(begin)

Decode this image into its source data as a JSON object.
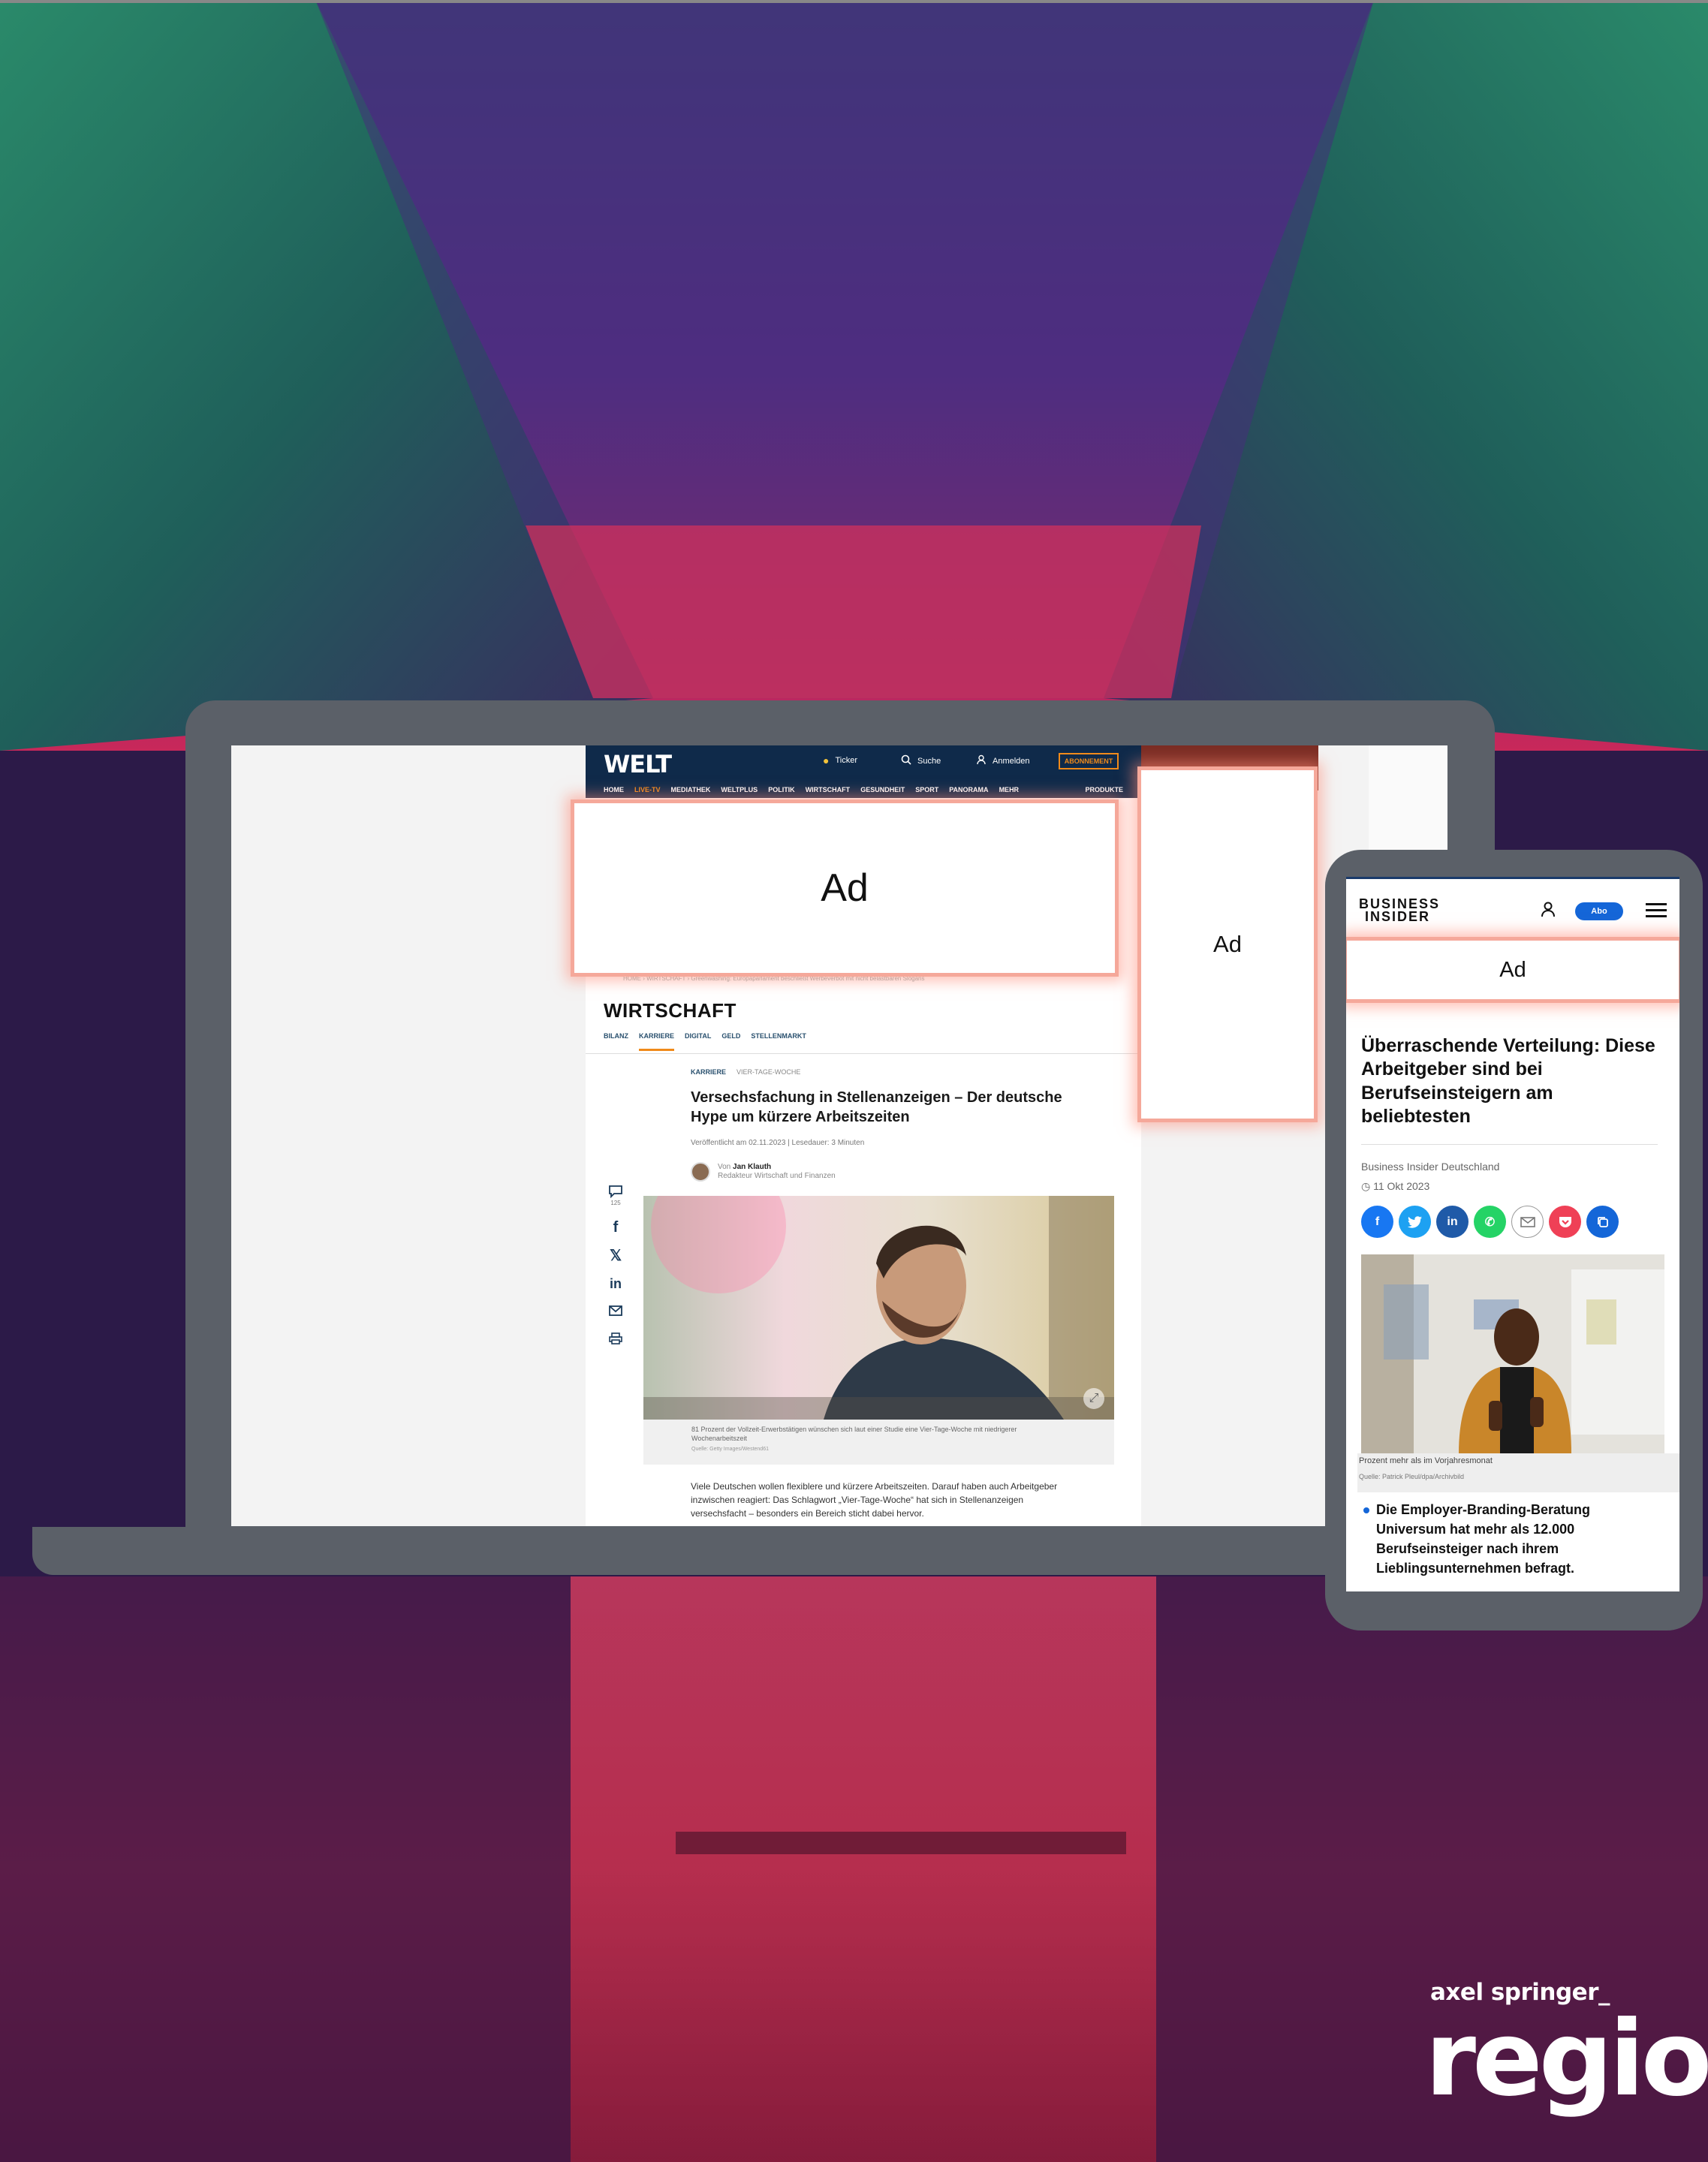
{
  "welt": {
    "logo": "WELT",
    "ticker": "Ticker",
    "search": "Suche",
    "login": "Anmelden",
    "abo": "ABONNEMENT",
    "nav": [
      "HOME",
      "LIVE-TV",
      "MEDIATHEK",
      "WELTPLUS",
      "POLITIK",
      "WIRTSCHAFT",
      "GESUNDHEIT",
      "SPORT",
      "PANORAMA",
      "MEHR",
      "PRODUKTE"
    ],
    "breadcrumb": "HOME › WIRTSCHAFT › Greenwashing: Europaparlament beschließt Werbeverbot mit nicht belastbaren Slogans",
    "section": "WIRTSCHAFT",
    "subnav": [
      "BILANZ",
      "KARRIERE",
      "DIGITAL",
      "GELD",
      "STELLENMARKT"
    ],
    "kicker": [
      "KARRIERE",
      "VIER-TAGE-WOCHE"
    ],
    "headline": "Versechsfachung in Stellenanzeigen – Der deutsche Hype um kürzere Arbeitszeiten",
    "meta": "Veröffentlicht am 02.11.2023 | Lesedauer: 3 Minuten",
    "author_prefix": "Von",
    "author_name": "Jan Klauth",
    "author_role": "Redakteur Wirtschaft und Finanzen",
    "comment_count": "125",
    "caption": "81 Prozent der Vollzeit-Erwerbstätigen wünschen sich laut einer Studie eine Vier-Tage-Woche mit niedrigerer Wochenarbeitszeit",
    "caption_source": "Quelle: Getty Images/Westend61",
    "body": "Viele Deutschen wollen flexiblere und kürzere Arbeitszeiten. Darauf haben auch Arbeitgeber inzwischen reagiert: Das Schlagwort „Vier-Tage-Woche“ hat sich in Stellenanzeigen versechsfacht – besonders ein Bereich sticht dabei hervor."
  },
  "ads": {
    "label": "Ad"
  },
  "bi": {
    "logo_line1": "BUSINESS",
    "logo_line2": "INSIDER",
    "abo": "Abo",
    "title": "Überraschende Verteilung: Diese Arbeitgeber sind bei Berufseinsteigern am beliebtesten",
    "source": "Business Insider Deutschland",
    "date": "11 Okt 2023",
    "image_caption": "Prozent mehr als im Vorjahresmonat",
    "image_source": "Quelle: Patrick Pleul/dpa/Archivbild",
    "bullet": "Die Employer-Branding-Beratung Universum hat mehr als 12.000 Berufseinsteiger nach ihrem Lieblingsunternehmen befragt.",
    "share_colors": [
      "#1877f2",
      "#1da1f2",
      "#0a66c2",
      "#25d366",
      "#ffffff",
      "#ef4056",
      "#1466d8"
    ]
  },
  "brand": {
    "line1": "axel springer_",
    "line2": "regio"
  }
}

(end)

Please set down each line of the data above exactly as written, without the pictures.

### The output:
Decode this image into its source data as a JSON object.
{
  "welt": {
    "logo": "WELT",
    "ticker": "Ticker",
    "search": "Suche",
    "login": "Anmelden",
    "abo": "ABONNEMENT",
    "nav": [
      "HOME",
      "LIVE-TV",
      "MEDIATHEK",
      "WELTPLUS",
      "POLITIK",
      "WIRTSCHAFT",
      "GESUNDHEIT",
      "SPORT",
      "PANORAMA",
      "MEHR",
      "PRODUKTE"
    ],
    "breadcrumb": "HOME › WIRTSCHAFT › Greenwashing: Europaparlament beschließt Werbeverbot mit nicht belastbaren Slogans",
    "section": "WIRTSCHAFT",
    "subnav": [
      "BILANZ",
      "KARRIERE",
      "DIGITAL",
      "GELD",
      "STELLENMARKT"
    ],
    "kicker": [
      "KARRIERE",
      "VIER-TAGE-WOCHE"
    ],
    "headline": "Versechsfachung in Stellenanzeigen – Der deutsche Hype um kürzere Arbeitszeiten",
    "meta": "Veröffentlicht am 02.11.2023 | Lesedauer: 3 Minuten",
    "author_prefix": "Von",
    "author_name": "Jan Klauth",
    "author_role": "Redakteur Wirtschaft und Finanzen",
    "comment_count": "125",
    "caption": "81 Prozent der Vollzeit-Erwerbstätigen wünschen sich laut einer Studie eine Vier-Tage-Woche mit niedrigerer Wochenarbeitszeit",
    "caption_source": "Quelle: Getty Images/Westend61",
    "body": "Viele Deutschen wollen flexiblere und kürzere Arbeitszeiten. Darauf haben auch Arbeitgeber inzwischen reagiert: Das Schlagwort „Vier-Tage-Woche“ hat sich in Stellenanzeigen versechsfacht – besonders ein Bereich sticht dabei hervor."
  },
  "ads": {
    "label": "Ad"
  },
  "bi": {
    "logo_line1": "BUSINESS",
    "logo_line2": "INSIDER",
    "abo": "Abo",
    "title": "Überraschende Verteilung: Diese Arbeitgeber sind bei Berufseinsteigern am beliebtesten",
    "source": "Business Insider Deutschland",
    "date": "11 Okt 2023",
    "image_caption": "Prozent mehr als im Vorjahresmonat",
    "image_source": "Quelle: Patrick Pleul/dpa/Archivbild",
    "bullet": "Die Employer-Branding-Beratung Universum hat mehr als 12.000 Berufseinsteiger nach ihrem Lieblingsunternehmen befragt.",
    "share_colors": [
      "#1877f2",
      "#1da1f2",
      "#0a66c2",
      "#25d366",
      "#ffffff",
      "#ef4056",
      "#1466d8"
    ]
  },
  "brand": {
    "line1": "axel springer_",
    "line2": "regio"
  }
}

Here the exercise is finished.